EXERCISE AIM:
Pull every line holding the string "number" from the records below.

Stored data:
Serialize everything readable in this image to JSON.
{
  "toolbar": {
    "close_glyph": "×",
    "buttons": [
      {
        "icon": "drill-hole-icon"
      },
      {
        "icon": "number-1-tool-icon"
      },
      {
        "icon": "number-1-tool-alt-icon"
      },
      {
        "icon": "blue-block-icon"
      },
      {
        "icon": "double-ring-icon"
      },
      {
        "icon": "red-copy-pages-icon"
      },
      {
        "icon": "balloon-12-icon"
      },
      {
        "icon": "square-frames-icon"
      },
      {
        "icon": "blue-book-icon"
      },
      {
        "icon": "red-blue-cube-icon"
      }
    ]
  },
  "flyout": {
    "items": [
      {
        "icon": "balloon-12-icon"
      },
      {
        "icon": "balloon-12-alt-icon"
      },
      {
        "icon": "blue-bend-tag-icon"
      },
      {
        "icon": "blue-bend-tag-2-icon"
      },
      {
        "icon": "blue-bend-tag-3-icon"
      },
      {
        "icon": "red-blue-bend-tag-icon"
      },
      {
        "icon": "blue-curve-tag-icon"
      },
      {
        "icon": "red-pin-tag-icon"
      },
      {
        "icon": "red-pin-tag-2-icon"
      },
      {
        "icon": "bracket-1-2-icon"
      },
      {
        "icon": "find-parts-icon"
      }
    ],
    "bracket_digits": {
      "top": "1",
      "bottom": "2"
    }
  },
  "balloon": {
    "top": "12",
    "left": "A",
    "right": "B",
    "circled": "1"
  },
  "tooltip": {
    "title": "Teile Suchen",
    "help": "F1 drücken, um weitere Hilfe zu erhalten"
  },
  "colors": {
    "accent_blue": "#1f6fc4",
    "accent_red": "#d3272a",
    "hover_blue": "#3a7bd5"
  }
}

SOLUTION TO THE EXERCISE:
        "icon": "number-1-tool-icon"
        "icon": "number-1-tool-alt-icon"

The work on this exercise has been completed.